*Exercise objective*. Every line that includes the word "screenshot" is to be listed.

— Start Source data —

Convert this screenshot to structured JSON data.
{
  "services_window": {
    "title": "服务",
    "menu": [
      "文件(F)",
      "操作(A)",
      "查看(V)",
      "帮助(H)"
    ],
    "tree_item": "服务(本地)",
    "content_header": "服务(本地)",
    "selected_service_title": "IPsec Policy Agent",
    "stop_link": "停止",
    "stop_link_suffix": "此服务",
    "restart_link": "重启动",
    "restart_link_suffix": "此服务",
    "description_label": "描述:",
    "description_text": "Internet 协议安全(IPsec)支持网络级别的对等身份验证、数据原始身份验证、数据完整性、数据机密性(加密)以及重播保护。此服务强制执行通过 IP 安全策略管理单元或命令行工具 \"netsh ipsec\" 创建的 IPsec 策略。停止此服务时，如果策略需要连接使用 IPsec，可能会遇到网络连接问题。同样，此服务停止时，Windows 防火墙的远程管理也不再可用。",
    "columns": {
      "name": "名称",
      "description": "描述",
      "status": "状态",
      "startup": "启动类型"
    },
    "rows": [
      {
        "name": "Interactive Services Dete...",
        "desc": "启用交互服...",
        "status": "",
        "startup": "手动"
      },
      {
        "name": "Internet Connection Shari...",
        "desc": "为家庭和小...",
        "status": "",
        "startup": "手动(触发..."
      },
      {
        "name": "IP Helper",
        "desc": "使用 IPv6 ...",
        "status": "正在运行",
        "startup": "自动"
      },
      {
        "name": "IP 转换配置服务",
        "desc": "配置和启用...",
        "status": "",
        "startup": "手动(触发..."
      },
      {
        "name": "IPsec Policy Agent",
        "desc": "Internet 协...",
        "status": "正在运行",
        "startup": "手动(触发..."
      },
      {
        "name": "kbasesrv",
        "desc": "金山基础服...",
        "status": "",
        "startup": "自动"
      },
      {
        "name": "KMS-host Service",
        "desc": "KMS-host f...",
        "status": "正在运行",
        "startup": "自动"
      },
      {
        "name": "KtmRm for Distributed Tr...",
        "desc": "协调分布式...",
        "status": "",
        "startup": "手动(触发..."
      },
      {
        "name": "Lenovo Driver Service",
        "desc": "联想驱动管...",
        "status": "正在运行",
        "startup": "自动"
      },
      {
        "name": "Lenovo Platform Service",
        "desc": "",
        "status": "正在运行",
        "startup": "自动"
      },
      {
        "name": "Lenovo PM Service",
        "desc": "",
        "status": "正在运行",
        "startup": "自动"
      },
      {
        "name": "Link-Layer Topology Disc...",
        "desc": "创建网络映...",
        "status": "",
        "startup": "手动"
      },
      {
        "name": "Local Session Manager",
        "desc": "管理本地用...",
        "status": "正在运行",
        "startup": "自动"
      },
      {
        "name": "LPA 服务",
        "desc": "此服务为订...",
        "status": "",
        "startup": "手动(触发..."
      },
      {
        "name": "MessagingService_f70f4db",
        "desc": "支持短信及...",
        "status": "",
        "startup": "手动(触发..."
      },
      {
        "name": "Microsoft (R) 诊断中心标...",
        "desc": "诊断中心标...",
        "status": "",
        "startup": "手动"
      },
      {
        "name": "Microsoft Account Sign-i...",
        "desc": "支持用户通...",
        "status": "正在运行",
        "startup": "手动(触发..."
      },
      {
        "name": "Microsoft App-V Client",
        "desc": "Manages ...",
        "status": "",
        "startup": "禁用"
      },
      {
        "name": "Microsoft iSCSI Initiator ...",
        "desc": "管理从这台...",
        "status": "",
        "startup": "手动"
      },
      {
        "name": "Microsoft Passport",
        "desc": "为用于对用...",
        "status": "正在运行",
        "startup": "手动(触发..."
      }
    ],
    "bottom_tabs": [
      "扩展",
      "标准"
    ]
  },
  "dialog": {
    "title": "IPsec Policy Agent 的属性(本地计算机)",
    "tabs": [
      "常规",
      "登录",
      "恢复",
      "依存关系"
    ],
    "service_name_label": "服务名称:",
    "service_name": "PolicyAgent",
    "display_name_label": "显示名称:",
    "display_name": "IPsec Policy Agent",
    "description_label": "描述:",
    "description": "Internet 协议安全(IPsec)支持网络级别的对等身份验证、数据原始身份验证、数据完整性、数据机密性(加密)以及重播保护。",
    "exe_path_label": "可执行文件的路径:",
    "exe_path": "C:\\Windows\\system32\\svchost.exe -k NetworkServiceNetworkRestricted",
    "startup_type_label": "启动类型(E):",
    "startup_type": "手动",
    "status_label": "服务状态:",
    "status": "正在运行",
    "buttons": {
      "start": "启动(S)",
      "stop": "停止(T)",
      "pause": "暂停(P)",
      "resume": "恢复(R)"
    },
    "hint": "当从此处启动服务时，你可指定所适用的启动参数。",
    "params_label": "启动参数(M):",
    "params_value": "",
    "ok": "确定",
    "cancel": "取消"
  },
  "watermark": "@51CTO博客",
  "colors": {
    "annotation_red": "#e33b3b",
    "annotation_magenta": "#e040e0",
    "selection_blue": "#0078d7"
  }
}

— End Source data —
— Start Source data —

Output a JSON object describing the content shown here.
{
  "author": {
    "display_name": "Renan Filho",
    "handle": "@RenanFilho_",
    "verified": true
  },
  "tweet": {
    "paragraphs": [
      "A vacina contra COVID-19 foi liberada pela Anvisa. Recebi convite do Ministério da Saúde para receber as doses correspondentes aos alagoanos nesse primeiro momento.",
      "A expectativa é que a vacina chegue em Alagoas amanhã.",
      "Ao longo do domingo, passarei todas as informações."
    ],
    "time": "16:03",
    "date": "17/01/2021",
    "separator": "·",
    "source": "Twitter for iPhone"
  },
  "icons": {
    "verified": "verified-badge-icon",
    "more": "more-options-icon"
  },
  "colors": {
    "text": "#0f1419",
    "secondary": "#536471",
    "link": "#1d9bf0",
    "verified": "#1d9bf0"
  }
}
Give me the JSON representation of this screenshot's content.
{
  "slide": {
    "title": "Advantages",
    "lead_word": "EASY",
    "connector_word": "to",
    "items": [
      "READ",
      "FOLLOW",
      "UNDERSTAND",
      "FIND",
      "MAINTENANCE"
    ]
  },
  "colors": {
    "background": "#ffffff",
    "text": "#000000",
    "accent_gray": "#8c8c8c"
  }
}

— End Source data —

*The result*.
Convert this screenshot to structured JSON data.
Give me the JSON representation of this screenshot's content.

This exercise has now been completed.